**TEXTE FOURNI**
De l’encerclement des manifestations
À partir de sa création en 2019, l’Observatoire parisien des libertés publiques[1] remarque que les forces de l’ordre (FDO)[2] ont de plus en plus souvent recours à l’encerclement total des cortèges. Les agents forment alors des lignes qui ouvrent et ferment les cortèges, et des colonnes qui en serrent les flancs. En décembre 2021, la deuxième version du « Schéma national du maintien de l’ordre », publiée par le ministère de l’Intérieur, donne aux FDO la possibilité d’encercler les manifestations dès que cela pourrait « prévenir » des violences[3] : autrement dit, même lorsqu’aucune infraction n’aurait été commise, donc n’importe quand.
Ces dispositifs, désormais familiers des manifestants à Paris, se transforment parfois, au gré des décisions hiérarchiques et de manière imprévisible, en « nasses[4] » interdisant aux personnes de s’extraire d’un périmètre dessiné par les FDO. Mais même lorsque lorsqu’il ne s’agit pas d’enfermer les personnes, l’encerclement des cortèges constitue une atteinte au droit de manifester, retirant à la manifestation ce qui lui donne son sens et sa raison d’être.

Enregistrements sources:
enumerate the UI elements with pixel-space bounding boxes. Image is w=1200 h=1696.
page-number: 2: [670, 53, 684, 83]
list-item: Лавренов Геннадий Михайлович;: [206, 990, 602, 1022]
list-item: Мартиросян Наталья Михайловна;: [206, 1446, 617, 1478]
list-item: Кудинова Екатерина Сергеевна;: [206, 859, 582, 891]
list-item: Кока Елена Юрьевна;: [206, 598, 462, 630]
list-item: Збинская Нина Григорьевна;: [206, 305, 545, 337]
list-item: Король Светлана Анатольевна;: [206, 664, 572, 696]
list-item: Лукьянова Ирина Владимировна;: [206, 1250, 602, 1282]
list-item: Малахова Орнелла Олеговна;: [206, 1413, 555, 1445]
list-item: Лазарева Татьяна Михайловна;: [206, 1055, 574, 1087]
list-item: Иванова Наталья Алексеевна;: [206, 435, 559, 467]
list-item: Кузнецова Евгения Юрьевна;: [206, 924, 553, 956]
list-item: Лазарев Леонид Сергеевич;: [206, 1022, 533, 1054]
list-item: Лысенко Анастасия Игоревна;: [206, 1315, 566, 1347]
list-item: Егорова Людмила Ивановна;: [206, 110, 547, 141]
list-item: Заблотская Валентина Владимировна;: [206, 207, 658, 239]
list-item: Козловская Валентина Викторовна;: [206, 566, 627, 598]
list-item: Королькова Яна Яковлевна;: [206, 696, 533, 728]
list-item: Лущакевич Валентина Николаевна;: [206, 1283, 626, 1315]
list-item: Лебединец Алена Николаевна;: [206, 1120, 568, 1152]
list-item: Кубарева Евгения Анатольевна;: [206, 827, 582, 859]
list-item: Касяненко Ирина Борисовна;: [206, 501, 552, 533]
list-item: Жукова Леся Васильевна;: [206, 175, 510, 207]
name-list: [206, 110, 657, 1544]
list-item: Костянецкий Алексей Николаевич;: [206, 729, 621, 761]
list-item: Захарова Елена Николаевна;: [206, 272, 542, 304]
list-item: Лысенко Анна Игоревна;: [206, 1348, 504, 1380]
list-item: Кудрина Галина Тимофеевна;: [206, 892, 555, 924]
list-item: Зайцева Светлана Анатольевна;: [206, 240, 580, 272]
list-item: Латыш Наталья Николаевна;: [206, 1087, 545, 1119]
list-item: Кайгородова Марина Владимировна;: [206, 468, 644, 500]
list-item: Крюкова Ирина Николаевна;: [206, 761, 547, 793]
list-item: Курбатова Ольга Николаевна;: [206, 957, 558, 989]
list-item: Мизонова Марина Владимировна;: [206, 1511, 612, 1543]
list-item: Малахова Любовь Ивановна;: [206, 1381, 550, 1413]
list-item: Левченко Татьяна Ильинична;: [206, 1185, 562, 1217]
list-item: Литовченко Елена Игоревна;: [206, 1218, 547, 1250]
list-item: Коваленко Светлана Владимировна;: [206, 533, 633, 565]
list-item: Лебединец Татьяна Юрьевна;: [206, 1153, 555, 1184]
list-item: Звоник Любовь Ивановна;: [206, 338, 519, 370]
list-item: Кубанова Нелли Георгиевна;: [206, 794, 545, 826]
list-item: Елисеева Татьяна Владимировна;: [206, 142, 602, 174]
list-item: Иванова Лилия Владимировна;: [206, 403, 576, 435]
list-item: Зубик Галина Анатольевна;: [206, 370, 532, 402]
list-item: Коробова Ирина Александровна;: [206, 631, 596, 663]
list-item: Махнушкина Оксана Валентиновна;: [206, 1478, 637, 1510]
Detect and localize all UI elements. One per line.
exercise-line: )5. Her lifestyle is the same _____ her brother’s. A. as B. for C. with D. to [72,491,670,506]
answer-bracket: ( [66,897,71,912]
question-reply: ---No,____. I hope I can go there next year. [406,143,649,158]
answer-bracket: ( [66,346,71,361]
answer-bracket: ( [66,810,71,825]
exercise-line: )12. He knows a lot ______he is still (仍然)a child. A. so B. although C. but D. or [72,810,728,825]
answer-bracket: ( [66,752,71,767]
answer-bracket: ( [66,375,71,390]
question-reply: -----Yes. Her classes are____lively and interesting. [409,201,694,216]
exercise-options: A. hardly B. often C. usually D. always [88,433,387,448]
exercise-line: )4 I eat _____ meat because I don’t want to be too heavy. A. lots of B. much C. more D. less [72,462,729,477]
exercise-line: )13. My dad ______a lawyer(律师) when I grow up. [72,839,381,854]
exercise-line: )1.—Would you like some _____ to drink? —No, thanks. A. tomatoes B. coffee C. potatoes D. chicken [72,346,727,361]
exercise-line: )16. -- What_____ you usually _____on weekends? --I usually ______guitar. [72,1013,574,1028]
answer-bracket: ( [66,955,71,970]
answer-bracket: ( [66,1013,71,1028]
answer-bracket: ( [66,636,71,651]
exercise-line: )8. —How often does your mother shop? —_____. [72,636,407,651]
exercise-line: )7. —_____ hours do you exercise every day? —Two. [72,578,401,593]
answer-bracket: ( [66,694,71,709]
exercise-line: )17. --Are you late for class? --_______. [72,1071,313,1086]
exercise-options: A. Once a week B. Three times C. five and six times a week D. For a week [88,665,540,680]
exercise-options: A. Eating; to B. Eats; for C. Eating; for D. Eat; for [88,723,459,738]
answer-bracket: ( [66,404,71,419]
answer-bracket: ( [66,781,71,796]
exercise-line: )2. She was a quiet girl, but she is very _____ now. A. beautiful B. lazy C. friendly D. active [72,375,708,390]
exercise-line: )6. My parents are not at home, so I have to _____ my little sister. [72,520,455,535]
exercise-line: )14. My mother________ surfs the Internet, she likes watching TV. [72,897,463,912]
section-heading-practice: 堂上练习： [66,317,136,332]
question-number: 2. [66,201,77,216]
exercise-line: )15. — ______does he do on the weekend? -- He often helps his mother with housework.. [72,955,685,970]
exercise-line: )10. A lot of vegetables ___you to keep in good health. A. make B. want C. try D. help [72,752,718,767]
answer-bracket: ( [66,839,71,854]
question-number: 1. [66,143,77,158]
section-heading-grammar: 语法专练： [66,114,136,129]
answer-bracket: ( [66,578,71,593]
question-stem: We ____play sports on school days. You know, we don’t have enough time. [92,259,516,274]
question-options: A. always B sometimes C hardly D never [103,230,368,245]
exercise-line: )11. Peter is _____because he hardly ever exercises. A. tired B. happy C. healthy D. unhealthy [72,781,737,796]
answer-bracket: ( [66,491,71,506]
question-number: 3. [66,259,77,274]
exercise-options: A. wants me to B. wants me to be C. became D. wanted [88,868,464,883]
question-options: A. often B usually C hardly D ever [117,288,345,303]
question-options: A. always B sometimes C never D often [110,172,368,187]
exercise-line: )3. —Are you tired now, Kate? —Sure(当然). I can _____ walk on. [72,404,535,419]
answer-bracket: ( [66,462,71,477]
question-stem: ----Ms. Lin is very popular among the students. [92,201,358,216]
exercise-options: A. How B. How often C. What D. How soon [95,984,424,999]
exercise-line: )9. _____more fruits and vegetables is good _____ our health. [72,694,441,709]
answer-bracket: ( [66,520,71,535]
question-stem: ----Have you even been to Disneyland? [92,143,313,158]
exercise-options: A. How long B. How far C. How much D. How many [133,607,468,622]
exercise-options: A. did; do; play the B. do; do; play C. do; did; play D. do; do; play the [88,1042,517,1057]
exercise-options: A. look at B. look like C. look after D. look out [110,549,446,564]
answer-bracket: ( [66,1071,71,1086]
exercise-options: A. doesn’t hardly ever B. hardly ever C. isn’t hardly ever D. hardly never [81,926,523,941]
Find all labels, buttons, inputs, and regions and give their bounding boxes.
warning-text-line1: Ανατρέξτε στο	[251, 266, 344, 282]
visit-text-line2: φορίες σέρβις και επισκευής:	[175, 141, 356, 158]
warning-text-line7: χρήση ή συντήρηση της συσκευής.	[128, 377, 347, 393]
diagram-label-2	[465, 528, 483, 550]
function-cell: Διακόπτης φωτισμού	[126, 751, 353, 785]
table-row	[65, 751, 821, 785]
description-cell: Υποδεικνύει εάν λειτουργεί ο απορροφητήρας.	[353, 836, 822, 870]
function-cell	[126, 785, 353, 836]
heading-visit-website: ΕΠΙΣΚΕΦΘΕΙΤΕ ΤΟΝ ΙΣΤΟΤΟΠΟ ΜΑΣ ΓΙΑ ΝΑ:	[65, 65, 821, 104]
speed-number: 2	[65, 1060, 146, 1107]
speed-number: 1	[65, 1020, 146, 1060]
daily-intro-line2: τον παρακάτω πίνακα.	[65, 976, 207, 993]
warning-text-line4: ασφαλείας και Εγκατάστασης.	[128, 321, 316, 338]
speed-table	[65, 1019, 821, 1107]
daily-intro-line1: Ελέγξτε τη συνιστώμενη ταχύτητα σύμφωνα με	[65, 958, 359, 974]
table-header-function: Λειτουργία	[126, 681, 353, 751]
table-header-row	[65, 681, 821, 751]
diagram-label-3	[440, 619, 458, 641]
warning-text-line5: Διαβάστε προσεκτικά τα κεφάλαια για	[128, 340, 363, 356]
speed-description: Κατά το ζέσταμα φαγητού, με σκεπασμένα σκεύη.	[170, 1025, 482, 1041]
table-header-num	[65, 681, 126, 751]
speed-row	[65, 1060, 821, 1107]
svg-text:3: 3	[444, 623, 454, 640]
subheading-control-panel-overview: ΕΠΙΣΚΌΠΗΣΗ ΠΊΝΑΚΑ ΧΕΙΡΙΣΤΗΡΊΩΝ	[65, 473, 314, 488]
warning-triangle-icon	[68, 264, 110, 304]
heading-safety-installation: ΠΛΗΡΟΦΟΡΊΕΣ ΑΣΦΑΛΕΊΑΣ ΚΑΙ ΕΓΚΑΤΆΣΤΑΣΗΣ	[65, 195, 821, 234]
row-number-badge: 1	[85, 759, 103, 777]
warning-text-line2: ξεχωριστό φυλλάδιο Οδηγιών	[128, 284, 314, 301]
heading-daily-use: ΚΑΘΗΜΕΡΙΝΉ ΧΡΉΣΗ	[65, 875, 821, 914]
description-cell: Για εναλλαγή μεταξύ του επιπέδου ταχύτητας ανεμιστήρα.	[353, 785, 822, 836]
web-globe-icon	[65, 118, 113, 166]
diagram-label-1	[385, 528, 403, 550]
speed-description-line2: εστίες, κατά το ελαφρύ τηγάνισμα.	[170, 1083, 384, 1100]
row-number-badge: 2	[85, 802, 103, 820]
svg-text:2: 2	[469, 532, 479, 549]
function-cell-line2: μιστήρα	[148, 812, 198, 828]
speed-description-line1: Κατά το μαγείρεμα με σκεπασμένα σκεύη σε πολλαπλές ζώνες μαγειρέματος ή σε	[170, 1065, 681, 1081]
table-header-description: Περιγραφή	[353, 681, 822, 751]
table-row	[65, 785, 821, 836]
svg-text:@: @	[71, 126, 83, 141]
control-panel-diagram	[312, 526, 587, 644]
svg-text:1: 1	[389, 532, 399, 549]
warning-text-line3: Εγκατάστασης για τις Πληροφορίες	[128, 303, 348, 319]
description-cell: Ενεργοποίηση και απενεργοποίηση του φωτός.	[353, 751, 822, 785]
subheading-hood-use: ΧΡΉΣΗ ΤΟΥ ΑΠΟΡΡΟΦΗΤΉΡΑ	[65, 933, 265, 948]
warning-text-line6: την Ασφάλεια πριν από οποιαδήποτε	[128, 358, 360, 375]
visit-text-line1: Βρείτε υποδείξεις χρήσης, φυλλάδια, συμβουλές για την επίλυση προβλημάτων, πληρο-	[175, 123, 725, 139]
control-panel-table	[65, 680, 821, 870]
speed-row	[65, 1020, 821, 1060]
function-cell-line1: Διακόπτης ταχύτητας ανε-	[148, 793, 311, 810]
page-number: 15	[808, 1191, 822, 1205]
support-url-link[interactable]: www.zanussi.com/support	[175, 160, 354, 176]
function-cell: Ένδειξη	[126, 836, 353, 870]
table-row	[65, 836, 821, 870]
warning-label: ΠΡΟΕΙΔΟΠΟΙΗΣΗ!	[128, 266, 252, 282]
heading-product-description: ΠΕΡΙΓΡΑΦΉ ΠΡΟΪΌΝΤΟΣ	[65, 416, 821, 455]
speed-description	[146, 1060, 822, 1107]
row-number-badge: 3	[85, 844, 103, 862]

**TÂCHE COURTE 1**
D’après le texte sur l’encerclement des manifestations, en quelle année l’Observatoire parisien des libertés publiques a-t-il été créé ?
**TÂCHE COURTE 2**
Relevez toutes les expressions placées entre guillemets dans le texte sur l’encerclement des manifestations.
**TÂCHE COURTE 3**
Renvoyez, s’il vous plaît, à l’identique le passage du texte sur l’encerclement des manifestations qui commence par les mots contenant « De l’encerclement des » et s’achève sur « donc n’importe quand. ».

**RÉPONSE ATTENDUE 1**
En 2019.

**RÉPONSE ATTENDUE 2**
« Schéma national du maintien de l’ordre »
« prévenir »
« nasses »

**RÉPONSE ATTENDUE 3**
De l’encerclement des manifestations
À partir de sa création en 2019, l’Observatoire parisien des libertés publiques[1] remarque que les forces de l’ordre (FDO)[2] ont de plus en plus souvent recours à l’encerclement total des cortèges. Les agents forment alors des lignes qui ouvrent et ferment les cortèges, et des colonnes qui en serrent les flancs. En décembre 2021, la deuxième version du « Schéma national du maintien de l’ordre », publiée par le ministère de l’Intérieur, donne aux FDO la possibilité d’encercler les manifestations dès que cela pourrait « prévenir » des violences[3] : autrement dit, même lorsqu’aucune infraction n’aurait été commise, donc n’importe quand.